>> Begin Supplied material

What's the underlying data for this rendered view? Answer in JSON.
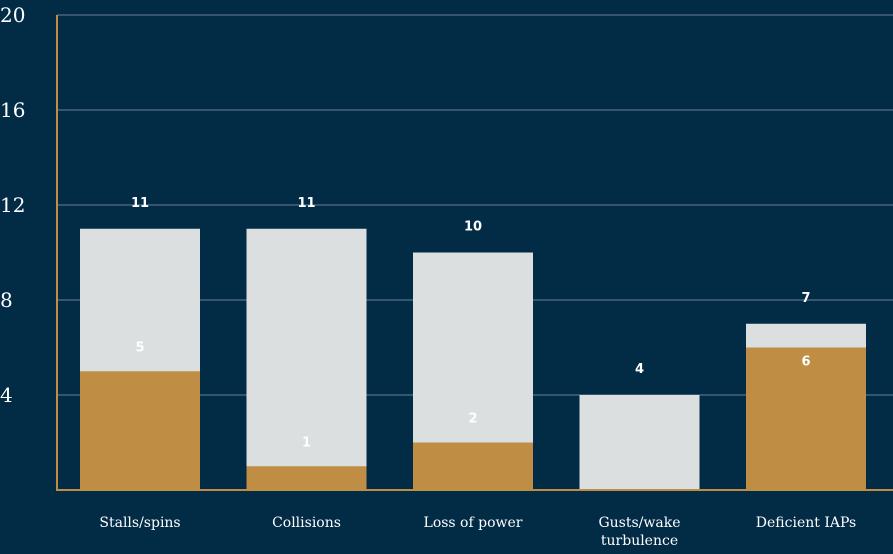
{
  "chart_data": {
    "type": "bar",
    "stacked": false,
    "overlapping": true,
    "categories": [
      "Stalls/spins",
      "Collisions",
      "Loss of power",
      "Gusts/wake turbulence",
      "Deficient IAPs"
    ],
    "category_lines": [
      [
        "Stalls/spins"
      ],
      [
        "Collisions"
      ],
      [
        "Loss of power"
      ],
      [
        "Gusts/wake",
        "turbulence"
      ],
      [
        "Deficient IAPs"
      ]
    ],
    "series": [
      {
        "values": [
          11,
          11,
          10,
          4,
          7
        ],
        "color": "#dcdfdf"
      },
      {
        "values": [
          5,
          1,
          2,
          0,
          6
        ],
        "color": "#c08d44"
      }
    ],
    "total_labels": [
      "11",
      "11",
      "10",
      "4",
      "7"
    ],
    "sub_labels": [
      "5",
      "1",
      "2",
      "",
      "6"
    ],
    "yticks": [
      4,
      8,
      12,
      16,
      20
    ],
    "ylim": [
      0,
      20
    ],
    "grid": true,
    "legend": "none",
    "title": "",
    "xlabel": "",
    "ylabel": "",
    "colors": {
      "background": "#022b46",
      "axis": "#c08d44",
      "grid": "#6b8294",
      "text": "#ffffff"
    }
  }
}
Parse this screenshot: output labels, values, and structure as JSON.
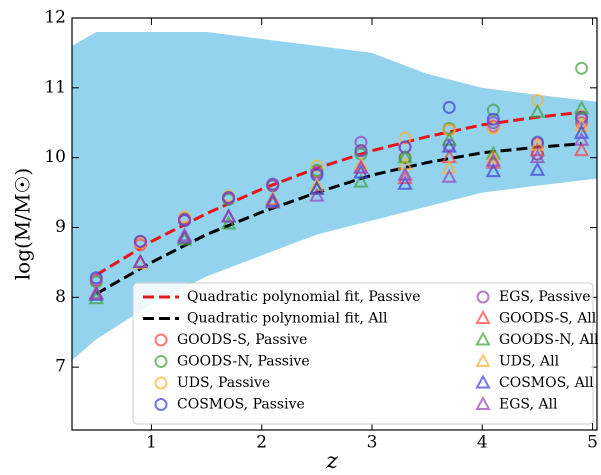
{
  "chart_data": {
    "type": "scatter",
    "xlabel": "z",
    "ylabel": "log(M/M☉)",
    "xlim": [
      0.28,
      5.04
    ],
    "ylim": [
      6.1,
      12
    ],
    "xticks": [
      1,
      2,
      3,
      4,
      5
    ],
    "yticks": [
      7,
      8,
      9,
      10,
      11,
      12
    ],
    "legend": "lower right",
    "cloud": {
      "color": "#87ceeb",
      "x": [
        0.28,
        0.5,
        1,
        1.5,
        2,
        2.5,
        3,
        3.5,
        4,
        4.5,
        5.04
      ],
      "lower": [
        7.1,
        7.4,
        7.9,
        8.3,
        8.6,
        8.9,
        9.1,
        9.3,
        9.5,
        9.6,
        9.7
      ],
      "upper": [
        11.6,
        11.8,
        11.8,
        11.8,
        11.7,
        11.6,
        11.5,
        11.2,
        11.0,
        10.9,
        10.8
      ]
    },
    "series": [
      {
        "name": "Quadratic polynomial fit, Passive",
        "color": "#e8161b",
        "marker": "line",
        "x": [
          0.5,
          1,
          1.5,
          2,
          2.5,
          3,
          3.5,
          4,
          4.5,
          4.9
        ],
        "values": [
          8.32,
          8.8,
          9.2,
          9.55,
          9.85,
          10.1,
          10.3,
          10.47,
          10.58,
          10.65
        ]
      },
      {
        "name": "Quadratic polynomial fit, All",
        "color": "#000000",
        "marker": "line",
        "x": [
          0.5,
          1,
          1.5,
          2,
          2.5,
          3,
          3.5,
          4,
          4.5,
          4.9
        ],
        "values": [
          8.05,
          8.5,
          8.9,
          9.22,
          9.5,
          9.75,
          9.93,
          10.07,
          10.15,
          10.2
        ]
      },
      {
        "name": "GOODS-S, Passive",
        "color": "#ff4040",
        "marker": "circle",
        "x": [
          0.5,
          0.9,
          1.3,
          1.7,
          2.1,
          2.5,
          2.9,
          3.3,
          3.7,
          4.1,
          4.5,
          4.9
        ],
        "values": [
          8.25,
          8.75,
          9.1,
          9.42,
          9.6,
          9.8,
          10.1,
          10.0,
          10.4,
          10.45,
          10.2,
          10.5
        ]
      },
      {
        "name": "GOODS-N, Passive",
        "color": "#3f9f3a",
        "marker": "circle",
        "x": [
          0.5,
          0.9,
          1.3,
          1.7,
          2.1,
          2.5,
          2.9,
          3.3,
          3.7,
          4.1,
          4.5,
          4.9
        ],
        "values": [
          8.22,
          8.8,
          9.12,
          9.4,
          9.6,
          9.82,
          10.05,
          10.0,
          10.42,
          10.68,
          10.05,
          11.28
        ]
      },
      {
        "name": "UDS, Passive",
        "color": "#ffb030",
        "marker": "circle",
        "x": [
          0.5,
          0.9,
          1.3,
          1.7,
          2.1,
          2.5,
          2.9,
          3.3,
          3.7,
          4.1,
          4.5,
          4.9
        ],
        "values": [
          8.25,
          8.78,
          9.15,
          9.45,
          9.62,
          9.88,
          10.1,
          10.28,
          10.4,
          10.42,
          10.82,
          10.6
        ]
      },
      {
        "name": "COSMOS, Passive",
        "color": "#3c3cdc",
        "marker": "circle",
        "x": [
          0.5,
          0.9,
          1.3,
          1.7,
          2.1,
          2.5,
          2.9,
          3.3,
          3.7,
          4.1,
          4.5,
          4.9
        ],
        "values": [
          8.28,
          8.8,
          9.1,
          9.43,
          9.62,
          9.75,
          10.1,
          10.15,
          10.72,
          10.55,
          10.22,
          10.58
        ]
      },
      {
        "name": "EGS, Passive",
        "color": "#9440c0",
        "marker": "circle",
        "x": [
          0.5,
          0.9,
          1.3,
          1.7,
          2.1,
          2.5,
          2.9,
          3.3,
          3.7,
          4.1,
          4.5,
          4.9
        ],
        "values": [
          8.25,
          8.8,
          9.12,
          9.42,
          9.6,
          9.78,
          10.22,
          10.15,
          10.18,
          10.5,
          10.05,
          10.55
        ]
      },
      {
        "name": "GOODS-S, All",
        "color": "#ff4040",
        "marker": "triangle",
        "x": [
          0.5,
          0.9,
          1.3,
          1.7,
          2.1,
          2.5,
          2.9,
          3.3,
          3.7,
          4.1,
          4.5,
          4.9
        ],
        "values": [
          8.05,
          8.5,
          8.85,
          9.15,
          9.4,
          9.55,
          9.85,
          9.7,
          10.0,
          9.92,
          10.1,
          10.1
        ]
      },
      {
        "name": "GOODS-N, All",
        "color": "#3f9f3a",
        "marker": "triangle",
        "x": [
          0.5,
          0.9,
          1.3,
          1.7,
          2.1,
          2.5,
          2.9,
          3.3,
          3.7,
          4.1,
          4.5,
          4.9
        ],
        "values": [
          7.98,
          8.5,
          8.82,
          9.05,
          9.35,
          9.55,
          9.65,
          10.0,
          10.25,
          10.05,
          10.65,
          10.7
        ]
      },
      {
        "name": "UDS, All",
        "color": "#ffb030",
        "marker": "triangle",
        "x": [
          0.5,
          0.9,
          1.3,
          1.7,
          2.1,
          2.5,
          2.9,
          3.3,
          3.7,
          4.1,
          4.5,
          4.9
        ],
        "values": [
          8.05,
          8.48,
          8.85,
          9.15,
          9.4,
          9.6,
          9.9,
          9.9,
          9.85,
          10.0,
          10.18,
          10.45
        ]
      },
      {
        "name": "COSMOS, All",
        "color": "#3c3cdc",
        "marker": "triangle",
        "x": [
          0.5,
          0.9,
          1.3,
          1.7,
          2.1,
          2.5,
          2.9,
          3.3,
          3.7,
          4.1,
          4.5,
          4.9
        ],
        "values": [
          8.03,
          8.5,
          8.85,
          9.15,
          9.38,
          9.55,
          9.78,
          9.62,
          10.15,
          9.8,
          9.82,
          10.35
        ]
      },
      {
        "name": "EGS, All",
        "color": "#9440c0",
        "marker": "triangle",
        "x": [
          0.5,
          0.9,
          1.3,
          1.7,
          2.1,
          2.5,
          2.9,
          3.3,
          3.7,
          4.1,
          4.5,
          4.9
        ],
        "values": [
          8.05,
          8.5,
          8.88,
          9.15,
          9.35,
          9.45,
          9.85,
          9.75,
          9.72,
          9.95,
          10.0,
          10.25
        ]
      }
    ]
  }
}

>> End Supplied material

◆ **Your goal**
Without including any pictures, please restate all the records exactly.

◆ **Solution to the exercise**
What's the underlying data for this rendered view? Answer in JSON.
{
  "chart_data": {
    "type": "bar",
    "stacked": false,
    "overlapping": true,
    "categories": [
      "Stalls/spins",
      "Collisions",
      "Loss of power",
      "Gusts/wake turbulence",
      "Deficient IAPs"
    ],
    "category_lines": [
      [
        "Stalls/spins"
      ],
      [
        "Collisions"
      ],
      [
        "Loss of power"
      ],
      [
        "Gusts/wake",
        "turbulence"
      ],
      [
        "Deficient IAPs"
      ]
    ],
    "series": [
      {
        "values": [
          11,
          11,
          10,
          4,
          7
        ],
        "color": "#dcdfdf"
      },
      {
        "values": [
          5,
          1,
          2,
          0,
          6
        ],
        "color": "#c08d44"
      }
    ],
    "total_labels": [
      "11",
      "11",
      "10",
      "4",
      "7"
    ],
    "sub_labels": [
      "5",
      "1",
      "2",
      "",
      "6"
    ],
    "yticks": [
      4,
      8,
      12,
      16,
      20
    ],
    "ylim": [
      0,
      20
    ],
    "grid": true,
    "legend": "none",
    "title": "",
    "xlabel": "",
    "ylabel": "",
    "colors": {
      "background": "#022b46",
      "axis": "#c08d44",
      "grid": "#6b8294",
      "text": "#ffffff"
    }
  }
}
Parse this screenshot: output labels, values, and structure as JSON.
{
  "chart_data": {
    "type": "scatter",
    "xlabel": "z",
    "ylabel": "log(M/M☉)",
    "xlim": [
      0.28,
      5.04
    ],
    "ylim": [
      6.1,
      12
    ],
    "xticks": [
      1,
      2,
      3,
      4,
      5
    ],
    "yticks": [
      7,
      8,
      9,
      10,
      11,
      12
    ],
    "legend": "lower right",
    "cloud": {
      "color": "#87ceeb",
      "x": [
        0.28,
        0.5,
        1,
        1.5,
        2,
        2.5,
        3,
        3.5,
        4,
        4.5,
        5.04
      ],
      "lower": [
        7.1,
        7.4,
        7.9,
        8.3,
        8.6,
        8.9,
        9.1,
        9.3,
        9.5,
        9.6,
        9.7
      ],
      "upper": [
        11.6,
        11.8,
        11.8,
        11.8,
        11.7,
        11.6,
        11.5,
        11.2,
        11.0,
        10.9,
        10.8
      ]
    },
    "series": [
      {
        "name": "Quadratic polynomial fit, Passive",
        "color": "#e8161b",
        "marker": "line",
        "x": [
          0.5,
          1,
          1.5,
          2,
          2.5,
          3,
          3.5,
          4,
          4.5,
          4.9
        ],
        "values": [
          8.32,
          8.8,
          9.2,
          9.55,
          9.85,
          10.1,
          10.3,
          10.47,
          10.58,
          10.65
        ]
      },
      {
        "name": "Quadratic polynomial fit, All",
        "color": "#000000",
        "marker": "line",
        "x": [
          0.5,
          1,
          1.5,
          2,
          2.5,
          3,
          3.5,
          4,
          4.5,
          4.9
        ],
        "values": [
          8.05,
          8.5,
          8.9,
          9.22,
          9.5,
          9.75,
          9.93,
          10.07,
          10.15,
          10.2
        ]
      },
      {
        "name": "GOODS-S, Passive",
        "color": "#ff4040",
        "marker": "circle",
        "x": [
          0.5,
          0.9,
          1.3,
          1.7,
          2.1,
          2.5,
          2.9,
          3.3,
          3.7,
          4.1,
          4.5,
          4.9
        ],
        "values": [
          8.25,
          8.75,
          9.1,
          9.42,
          9.6,
          9.8,
          10.1,
          10.0,
          10.4,
          10.45,
          10.2,
          10.5
        ]
      },
      {
        "name": "GOODS-N, Passive",
        "color": "#3f9f3a",
        "marker": "circle",
        "x": [
          0.5,
          0.9,
          1.3,
          1.7,
          2.1,
          2.5,
          2.9,
          3.3,
          3.7,
          4.1,
          4.5,
          4.9
        ],
        "values": [
          8.22,
          8.8,
          9.12,
          9.4,
          9.6,
          9.82,
          10.05,
          10.0,
          10.42,
          10.68,
          10.05,
          11.28
        ]
      },
      {
        "name": "UDS, Passive",
        "color": "#ffb030",
        "marker": "circle",
        "x": [
          0.5,
          0.9,
          1.3,
          1.7,
          2.1,
          2.5,
          2.9,
          3.3,
          3.7,
          4.1,
          4.5,
          4.9
        ],
        "values": [
          8.25,
          8.78,
          9.15,
          9.45,
          9.62,
          9.88,
          10.1,
          10.28,
          10.4,
          10.42,
          10.82,
          10.6
        ]
      },
      {
        "name": "COSMOS, Passive",
        "color": "#3c3cdc",
        "marker": "circle",
        "x": [
          0.5,
          0.9,
          1.3,
          1.7,
          2.1,
          2.5,
          2.9,
          3.3,
          3.7,
          4.1,
          4.5,
          4.9
        ],
        "values": [
          8.28,
          8.8,
          9.1,
          9.43,
          9.62,
          9.75,
          10.1,
          10.15,
          10.72,
          10.55,
          10.22,
          10.58
        ]
      },
      {
        "name": "EGS, Passive",
        "color": "#9440c0",
        "marker": "circle",
        "x": [
          0.5,
          0.9,
          1.3,
          1.7,
          2.1,
          2.5,
          2.9,
          3.3,
          3.7,
          4.1,
          4.5,
          4.9
        ],
        "values": [
          8.25,
          8.8,
          9.12,
          9.42,
          9.6,
          9.78,
          10.22,
          10.15,
          10.18,
          10.5,
          10.05,
          10.55
        ]
      },
      {
        "name": "GOODS-S, All",
        "color": "#ff4040",
        "marker": "triangle",
        "x": [
          0.5,
          0.9,
          1.3,
          1.7,
          2.1,
          2.5,
          2.9,
          3.3,
          3.7,
          4.1,
          4.5,
          4.9
        ],
        "values": [
          8.05,
          8.5,
          8.85,
          9.15,
          9.4,
          9.55,
          9.85,
          9.7,
          10.0,
          9.92,
          10.1,
          10.1
        ]
      },
      {
        "name": "GOODS-N, All",
        "color": "#3f9f3a",
        "marker": "triangle",
        "x": [
          0.5,
          0.9,
          1.3,
          1.7,
          2.1,
          2.5,
          2.9,
          3.3,
          3.7,
          4.1,
          4.5,
          4.9
        ],
        "values": [
          7.98,
          8.5,
          8.82,
          9.05,
          9.35,
          9.55,
          9.65,
          10.0,
          10.25,
          10.05,
          10.65,
          10.7
        ]
      },
      {
        "name": "UDS, All",
        "color": "#ffb030",
        "marker": "triangle",
        "x": [
          0.5,
          0.9,
          1.3,
          1.7,
          2.1,
          2.5,
          2.9,
          3.3,
          3.7,
          4.1,
          4.5,
          4.9
        ],
        "values": [
          8.05,
          8.48,
          8.85,
          9.15,
          9.4,
          9.6,
          9.9,
          9.9,
          9.85,
          10.0,
          10.18,
          10.45
        ]
      },
      {
        "name": "COSMOS, All",
        "color": "#3c3cdc",
        "marker": "triangle",
        "x": [
          0.5,
          0.9,
          1.3,
          1.7,
          2.1,
          2.5,
          2.9,
          3.3,
          3.7,
          4.1,
          4.5,
          4.9
        ],
        "values": [
          8.03,
          8.5,
          8.85,
          9.15,
          9.38,
          9.55,
          9.78,
          9.62,
          10.15,
          9.8,
          9.82,
          10.35
        ]
      },
      {
        "name": "EGS, All",
        "color": "#9440c0",
        "marker": "triangle",
        "x": [
          0.5,
          0.9,
          1.3,
          1.7,
          2.1,
          2.5,
          2.9,
          3.3,
          3.7,
          4.1,
          4.5,
          4.9
        ],
        "values": [
          8.05,
          8.5,
          8.88,
          9.15,
          9.35,
          9.45,
          9.85,
          9.75,
          9.72,
          9.95,
          10.0,
          10.25
        ]
      }
    ]
  }
}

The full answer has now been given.